- **Brief**: Reproduce every entry in the listing without alteration.

- **Exercise input**:
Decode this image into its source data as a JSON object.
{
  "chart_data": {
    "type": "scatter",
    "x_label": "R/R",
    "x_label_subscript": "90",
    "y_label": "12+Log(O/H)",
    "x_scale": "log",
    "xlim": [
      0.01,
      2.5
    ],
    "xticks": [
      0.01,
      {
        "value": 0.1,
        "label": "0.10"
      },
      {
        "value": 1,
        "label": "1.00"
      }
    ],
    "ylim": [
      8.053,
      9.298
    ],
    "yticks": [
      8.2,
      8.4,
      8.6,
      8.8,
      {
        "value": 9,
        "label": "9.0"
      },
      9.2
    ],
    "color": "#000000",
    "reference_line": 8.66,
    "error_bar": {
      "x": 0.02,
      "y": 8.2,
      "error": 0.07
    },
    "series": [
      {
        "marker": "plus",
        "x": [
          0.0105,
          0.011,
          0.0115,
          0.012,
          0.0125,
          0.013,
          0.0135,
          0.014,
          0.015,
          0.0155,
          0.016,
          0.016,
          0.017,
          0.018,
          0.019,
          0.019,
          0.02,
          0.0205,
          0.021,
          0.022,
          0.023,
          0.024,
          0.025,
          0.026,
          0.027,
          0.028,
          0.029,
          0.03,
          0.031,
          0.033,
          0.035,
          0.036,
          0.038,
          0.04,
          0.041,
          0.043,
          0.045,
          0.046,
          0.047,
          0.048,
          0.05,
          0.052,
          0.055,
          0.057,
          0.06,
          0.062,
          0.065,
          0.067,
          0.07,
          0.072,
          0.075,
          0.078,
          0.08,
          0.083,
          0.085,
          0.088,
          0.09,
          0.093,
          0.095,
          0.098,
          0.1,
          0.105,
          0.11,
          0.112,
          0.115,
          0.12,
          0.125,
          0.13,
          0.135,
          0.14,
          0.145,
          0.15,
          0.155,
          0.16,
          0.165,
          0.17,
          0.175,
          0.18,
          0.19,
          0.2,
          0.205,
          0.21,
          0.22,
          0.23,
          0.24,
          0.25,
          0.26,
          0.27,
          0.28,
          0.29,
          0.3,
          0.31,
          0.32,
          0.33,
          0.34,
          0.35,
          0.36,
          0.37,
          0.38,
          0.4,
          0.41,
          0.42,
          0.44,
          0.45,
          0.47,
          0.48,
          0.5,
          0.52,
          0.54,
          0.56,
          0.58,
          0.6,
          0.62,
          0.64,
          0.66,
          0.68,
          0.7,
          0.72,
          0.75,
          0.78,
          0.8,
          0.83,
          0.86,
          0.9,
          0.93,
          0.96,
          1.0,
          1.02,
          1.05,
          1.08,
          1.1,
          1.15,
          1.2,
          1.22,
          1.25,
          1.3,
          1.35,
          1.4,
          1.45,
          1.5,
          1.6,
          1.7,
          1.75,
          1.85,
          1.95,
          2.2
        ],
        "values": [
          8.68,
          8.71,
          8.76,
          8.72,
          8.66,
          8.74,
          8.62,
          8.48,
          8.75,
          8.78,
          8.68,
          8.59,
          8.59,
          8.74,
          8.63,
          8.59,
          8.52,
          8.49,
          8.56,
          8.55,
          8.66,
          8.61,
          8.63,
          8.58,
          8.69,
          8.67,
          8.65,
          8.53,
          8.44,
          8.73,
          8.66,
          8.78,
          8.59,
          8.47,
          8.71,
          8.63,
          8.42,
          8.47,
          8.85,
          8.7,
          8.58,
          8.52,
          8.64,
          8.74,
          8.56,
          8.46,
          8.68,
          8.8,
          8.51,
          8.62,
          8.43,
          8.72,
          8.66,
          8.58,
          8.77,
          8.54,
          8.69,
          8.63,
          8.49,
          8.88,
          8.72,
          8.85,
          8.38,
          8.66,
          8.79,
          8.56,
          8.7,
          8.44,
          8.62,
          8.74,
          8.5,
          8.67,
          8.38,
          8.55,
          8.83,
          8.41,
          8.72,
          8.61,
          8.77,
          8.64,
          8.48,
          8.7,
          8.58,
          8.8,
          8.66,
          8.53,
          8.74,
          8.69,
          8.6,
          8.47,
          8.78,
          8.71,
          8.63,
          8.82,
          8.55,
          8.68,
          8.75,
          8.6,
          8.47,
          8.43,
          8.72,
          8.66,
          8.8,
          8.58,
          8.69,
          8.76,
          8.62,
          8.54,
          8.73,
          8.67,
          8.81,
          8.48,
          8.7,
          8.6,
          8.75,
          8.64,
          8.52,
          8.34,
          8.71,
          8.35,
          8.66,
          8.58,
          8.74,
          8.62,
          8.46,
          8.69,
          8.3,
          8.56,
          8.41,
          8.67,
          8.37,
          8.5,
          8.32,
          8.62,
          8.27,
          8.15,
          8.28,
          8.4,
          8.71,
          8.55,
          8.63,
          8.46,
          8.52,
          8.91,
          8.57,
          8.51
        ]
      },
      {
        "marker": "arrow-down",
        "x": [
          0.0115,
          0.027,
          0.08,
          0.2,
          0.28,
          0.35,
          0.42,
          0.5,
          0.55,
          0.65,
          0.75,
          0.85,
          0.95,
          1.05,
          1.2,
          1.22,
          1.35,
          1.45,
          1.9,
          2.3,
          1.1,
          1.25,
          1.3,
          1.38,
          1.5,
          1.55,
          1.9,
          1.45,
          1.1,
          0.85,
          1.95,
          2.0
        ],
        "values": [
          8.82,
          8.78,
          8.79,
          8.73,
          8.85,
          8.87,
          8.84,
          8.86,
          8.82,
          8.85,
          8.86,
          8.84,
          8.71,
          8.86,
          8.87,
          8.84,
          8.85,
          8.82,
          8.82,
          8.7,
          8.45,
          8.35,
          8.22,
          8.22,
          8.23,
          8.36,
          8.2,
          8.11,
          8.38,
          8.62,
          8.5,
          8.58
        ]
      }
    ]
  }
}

- **Solution**:
Decode this image into its source data as a JSON object.
{
  "chart_data": {
    "type": "scatter",
    "x_label": "R/R",
    "x_label_subscript": "90",
    "y_label": "12+Log(O/H)",
    "x_scale": "log",
    "xlim": [
      0.01,
      2.5
    ],
    "xticks": [
      0.01,
      {
        "value": 0.1,
        "label": "0.10"
      },
      {
        "value": 1,
        "label": "1.00"
      }
    ],
    "ylim": [
      8.053,
      9.298
    ],
    "yticks": [
      8.2,
      8.4,
      8.6,
      8.8,
      {
        "value": 9,
        "label": "9.0"
      },
      9.2
    ],
    "color": "#000000",
    "reference_line": 8.66,
    "error_bar": {
      "x": 0.02,
      "y": 8.2,
      "error": 0.07
    },
    "series": [
      {
        "marker": "plus",
        "x": [
          0.0105,
          0.011,
          0.0115,
          0.012,
          0.0125,
          0.013,
          0.0135,
          0.014,
          0.015,
          0.0155,
          0.016,
          0.016,
          0.017,
          0.018,
          0.019,
          0.019,
          0.02,
          0.0205,
          0.021,
          0.022,
          0.023,
          0.024,
          0.025,
          0.026,
          0.027,
          0.028,
          0.029,
          0.03,
          0.031,
          0.033,
          0.035,
          0.036,
          0.038,
          0.04,
          0.041,
          0.043,
          0.045,
          0.046,
          0.047,
          0.048,
          0.05,
          0.052,
          0.055,
          0.057,
          0.06,
          0.062,
          0.065,
          0.067,
          0.07,
          0.072,
          0.075,
          0.078,
          0.08,
          0.083,
          0.085,
          0.088,
          0.09,
          0.093,
          0.095,
          0.098,
          0.1,
          0.105,
          0.11,
          0.112,
          0.115,
          0.12,
          0.125,
          0.13,
          0.135,
          0.14,
          0.145,
          0.15,
          0.155,
          0.16,
          0.165,
          0.17,
          0.175,
          0.18,
          0.19,
          0.2,
          0.205,
          0.21,
          0.22,
          0.23,
          0.24,
          0.25,
          0.26,
          0.27,
          0.28,
          0.29,
          0.3,
          0.31,
          0.32,
          0.33,
          0.34,
          0.35,
          0.36,
          0.37,
          0.38,
          0.4,
          0.41,
          0.42,
          0.44,
          0.45,
          0.47,
          0.48,
          0.5,
          0.52,
          0.54,
          0.56,
          0.58,
          0.6,
          0.62,
          0.64,
          0.66,
          0.68,
          0.7,
          0.72,
          0.75,
          0.78,
          0.8,
          0.83,
          0.86,
          0.9,
          0.93,
          0.96,
          1.0,
          1.02,
          1.05,
          1.08,
          1.1,
          1.15,
          1.2,
          1.22,
          1.25,
          1.3,
          1.35,
          1.4,
          1.45,
          1.5,
          1.6,
          1.7,
          1.75,
          1.85,
          1.95,
          2.2
        ],
        "values": [
          8.68,
          8.71,
          8.76,
          8.72,
          8.66,
          8.74,
          8.62,
          8.48,
          8.75,
          8.78,
          8.68,
          8.59,
          8.59,
          8.74,
          8.63,
          8.59,
          8.52,
          8.49,
          8.56,
          8.55,
          8.66,
          8.61,
          8.63,
          8.58,
          8.69,
          8.67,
          8.65,
          8.53,
          8.44,
          8.73,
          8.66,
          8.78,
          8.59,
          8.47,
          8.71,
          8.63,
          8.42,
          8.47,
          8.85,
          8.7,
          8.58,
          8.52,
          8.64,
          8.74,
          8.56,
          8.46,
          8.68,
          8.8,
          8.51,
          8.62,
          8.43,
          8.72,
          8.66,
          8.58,
          8.77,
          8.54,
          8.69,
          8.63,
          8.49,
          8.88,
          8.72,
          8.85,
          8.38,
          8.66,
          8.79,
          8.56,
          8.7,
          8.44,
          8.62,
          8.74,
          8.5,
          8.67,
          8.38,
          8.55,
          8.83,
          8.41,
          8.72,
          8.61,
          8.77,
          8.64,
          8.48,
          8.7,
          8.58,
          8.8,
          8.66,
          8.53,
          8.74,
          8.69,
          8.6,
          8.47,
          8.78,
          8.71,
          8.63,
          8.82,
          8.55,
          8.68,
          8.75,
          8.6,
          8.47,
          8.43,
          8.72,
          8.66,
          8.8,
          8.58,
          8.69,
          8.76,
          8.62,
          8.54,
          8.73,
          8.67,
          8.81,
          8.48,
          8.7,
          8.6,
          8.75,
          8.64,
          8.52,
          8.34,
          8.71,
          8.35,
          8.66,
          8.58,
          8.74,
          8.62,
          8.46,
          8.69,
          8.3,
          8.56,
          8.41,
          8.67,
          8.37,
          8.5,
          8.32,
          8.62,
          8.27,
          8.15,
          8.28,
          8.4,
          8.71,
          8.55,
          8.63,
          8.46,
          8.52,
          8.91,
          8.57,
          8.51
        ]
      },
      {
        "marker": "arrow-down",
        "x": [
          0.0115,
          0.027,
          0.08,
          0.2,
          0.28,
          0.35,
          0.42,
          0.5,
          0.55,
          0.65,
          0.75,
          0.85,
          0.95,
          1.05,
          1.2,
          1.22,
          1.35,
          1.45,
          1.9,
          2.3,
          1.1,
          1.25,
          1.3,
          1.38,
          1.5,
          1.55,
          1.9,
          1.45,
          1.1,
          0.85,
          1.95,
          2.0
        ],
        "values": [
          8.82,
          8.78,
          8.79,
          8.73,
          8.85,
          8.87,
          8.84,
          8.86,
          8.82,
          8.85,
          8.86,
          8.84,
          8.71,
          8.86,
          8.87,
          8.84,
          8.85,
          8.82,
          8.82,
          8.7,
          8.45,
          8.35,
          8.22,
          8.22,
          8.23,
          8.36,
          8.2,
          8.11,
          8.38,
          8.62,
          8.5,
          8.58
        ]
      }
    ]
  }
}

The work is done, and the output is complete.